__Brief__. Change "Bar" to "Column" in the items from the line that has "- Bar: [417, 377, 438, 390]" through the line that has "- Bar: [565, 377, 586, 390]". Leave everything else unchanged, and give back only those lines.

__Data provided__.
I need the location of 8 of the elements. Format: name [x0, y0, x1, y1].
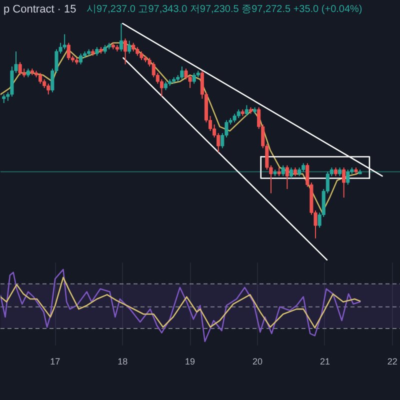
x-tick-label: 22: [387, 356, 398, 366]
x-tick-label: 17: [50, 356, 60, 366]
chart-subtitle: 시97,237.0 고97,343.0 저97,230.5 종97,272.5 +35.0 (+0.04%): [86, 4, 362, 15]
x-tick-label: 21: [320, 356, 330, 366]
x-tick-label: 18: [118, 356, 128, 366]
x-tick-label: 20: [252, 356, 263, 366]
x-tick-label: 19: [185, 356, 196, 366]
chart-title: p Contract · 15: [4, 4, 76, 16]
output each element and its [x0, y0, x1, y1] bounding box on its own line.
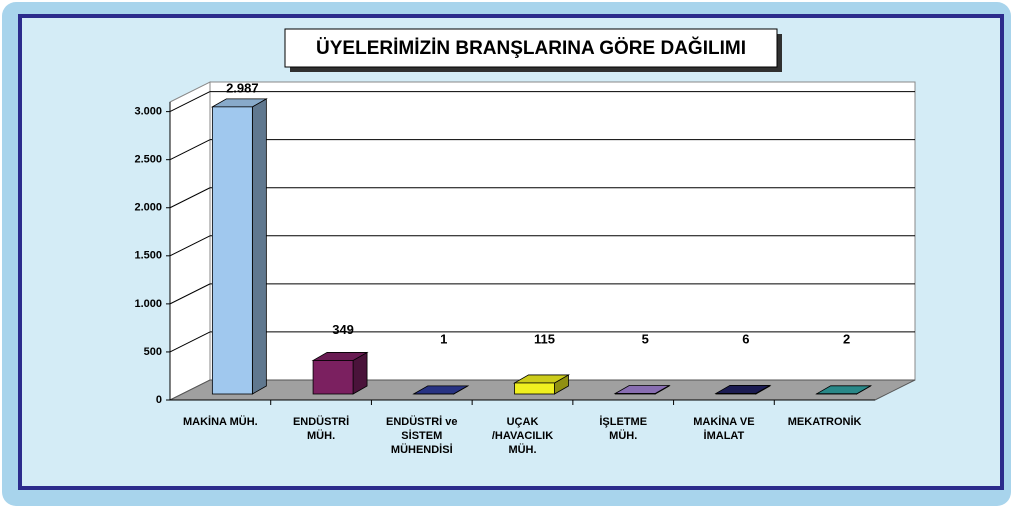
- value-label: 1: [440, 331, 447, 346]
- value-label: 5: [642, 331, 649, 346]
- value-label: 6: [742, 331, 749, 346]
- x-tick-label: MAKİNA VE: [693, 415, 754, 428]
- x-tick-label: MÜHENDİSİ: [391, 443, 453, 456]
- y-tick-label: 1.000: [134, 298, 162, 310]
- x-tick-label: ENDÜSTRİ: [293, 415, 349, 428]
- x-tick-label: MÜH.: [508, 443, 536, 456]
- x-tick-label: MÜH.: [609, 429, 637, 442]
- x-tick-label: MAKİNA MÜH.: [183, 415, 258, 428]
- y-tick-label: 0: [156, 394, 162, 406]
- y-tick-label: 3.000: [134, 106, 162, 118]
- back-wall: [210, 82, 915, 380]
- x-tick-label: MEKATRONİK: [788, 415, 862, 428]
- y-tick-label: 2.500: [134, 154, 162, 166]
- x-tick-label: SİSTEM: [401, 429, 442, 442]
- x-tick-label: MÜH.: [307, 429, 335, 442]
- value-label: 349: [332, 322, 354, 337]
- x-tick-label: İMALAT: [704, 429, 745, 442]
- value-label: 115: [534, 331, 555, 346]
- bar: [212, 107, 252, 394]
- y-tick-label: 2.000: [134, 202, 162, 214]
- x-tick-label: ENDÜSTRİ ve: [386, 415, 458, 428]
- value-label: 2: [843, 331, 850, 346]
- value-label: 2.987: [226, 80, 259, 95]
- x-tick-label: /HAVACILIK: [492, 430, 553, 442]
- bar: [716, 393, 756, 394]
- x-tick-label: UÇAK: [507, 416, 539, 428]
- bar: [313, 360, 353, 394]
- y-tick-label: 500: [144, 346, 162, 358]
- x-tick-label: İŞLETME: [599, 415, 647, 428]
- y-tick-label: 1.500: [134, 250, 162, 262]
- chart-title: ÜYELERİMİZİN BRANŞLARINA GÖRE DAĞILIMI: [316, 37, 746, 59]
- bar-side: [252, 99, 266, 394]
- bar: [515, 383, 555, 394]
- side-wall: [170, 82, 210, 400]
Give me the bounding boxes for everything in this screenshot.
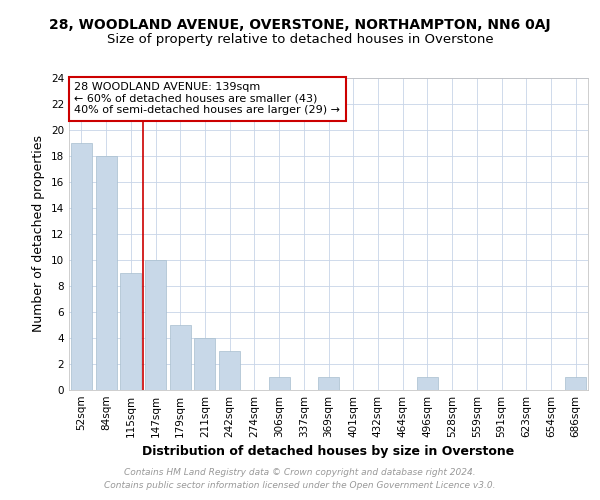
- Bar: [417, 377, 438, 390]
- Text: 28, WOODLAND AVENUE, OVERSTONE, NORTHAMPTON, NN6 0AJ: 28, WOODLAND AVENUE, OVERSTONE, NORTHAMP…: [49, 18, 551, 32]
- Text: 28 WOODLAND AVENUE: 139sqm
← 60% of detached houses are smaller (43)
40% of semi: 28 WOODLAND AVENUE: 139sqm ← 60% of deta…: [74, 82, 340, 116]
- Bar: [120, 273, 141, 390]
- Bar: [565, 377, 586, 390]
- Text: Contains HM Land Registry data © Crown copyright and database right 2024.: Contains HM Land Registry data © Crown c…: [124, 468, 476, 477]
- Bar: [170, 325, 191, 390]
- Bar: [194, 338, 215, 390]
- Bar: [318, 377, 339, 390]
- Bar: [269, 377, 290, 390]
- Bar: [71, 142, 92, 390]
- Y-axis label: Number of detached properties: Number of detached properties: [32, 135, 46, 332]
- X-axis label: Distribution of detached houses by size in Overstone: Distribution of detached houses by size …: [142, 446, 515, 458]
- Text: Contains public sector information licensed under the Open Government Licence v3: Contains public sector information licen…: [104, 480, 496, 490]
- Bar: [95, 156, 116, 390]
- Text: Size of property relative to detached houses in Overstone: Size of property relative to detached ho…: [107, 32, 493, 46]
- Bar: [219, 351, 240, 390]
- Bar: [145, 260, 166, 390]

---

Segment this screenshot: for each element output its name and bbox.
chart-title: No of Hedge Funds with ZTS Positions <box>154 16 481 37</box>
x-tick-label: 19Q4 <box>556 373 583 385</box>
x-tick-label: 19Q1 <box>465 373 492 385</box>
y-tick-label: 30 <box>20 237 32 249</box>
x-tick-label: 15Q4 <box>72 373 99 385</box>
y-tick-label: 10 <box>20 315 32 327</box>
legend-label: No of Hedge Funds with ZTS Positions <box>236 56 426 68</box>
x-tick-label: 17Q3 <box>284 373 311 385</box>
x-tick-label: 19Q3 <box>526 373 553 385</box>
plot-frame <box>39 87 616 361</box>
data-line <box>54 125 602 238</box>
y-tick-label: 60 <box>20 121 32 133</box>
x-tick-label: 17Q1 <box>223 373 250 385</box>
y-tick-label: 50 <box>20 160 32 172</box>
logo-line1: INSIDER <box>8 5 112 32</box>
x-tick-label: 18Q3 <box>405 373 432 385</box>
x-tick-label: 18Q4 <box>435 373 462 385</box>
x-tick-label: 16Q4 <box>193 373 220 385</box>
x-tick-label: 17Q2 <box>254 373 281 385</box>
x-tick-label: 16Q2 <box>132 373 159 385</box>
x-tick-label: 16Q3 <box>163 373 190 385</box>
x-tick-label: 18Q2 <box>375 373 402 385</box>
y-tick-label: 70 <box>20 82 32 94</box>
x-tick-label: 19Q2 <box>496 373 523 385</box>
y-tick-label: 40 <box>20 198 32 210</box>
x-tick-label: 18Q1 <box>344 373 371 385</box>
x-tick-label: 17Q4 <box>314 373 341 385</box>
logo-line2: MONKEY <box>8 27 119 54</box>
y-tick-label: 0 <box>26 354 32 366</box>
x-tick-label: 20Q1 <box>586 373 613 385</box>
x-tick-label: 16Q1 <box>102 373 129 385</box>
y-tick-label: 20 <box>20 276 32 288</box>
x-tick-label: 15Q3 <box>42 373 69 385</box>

__Response__.
- Column: [417, 377, 438, 390]
- Text: 28, WOODLAND AVENUE, OVERSTONE, NORTHAMPTON, NN6 0AJ: 28, WOODLAND AVENUE, OVERSTONE, NORTHAMP…: [49, 18, 551, 32]
- Text: 28 WOODLAND AVENUE: 139sqm
← 60% of detached houses are smaller (43)
40% of semi: 28 WOODLAND AVENUE: 139sqm ← 60% of deta…: [74, 82, 340, 116]
- Column: [120, 273, 141, 390]
- Column: [565, 377, 586, 390]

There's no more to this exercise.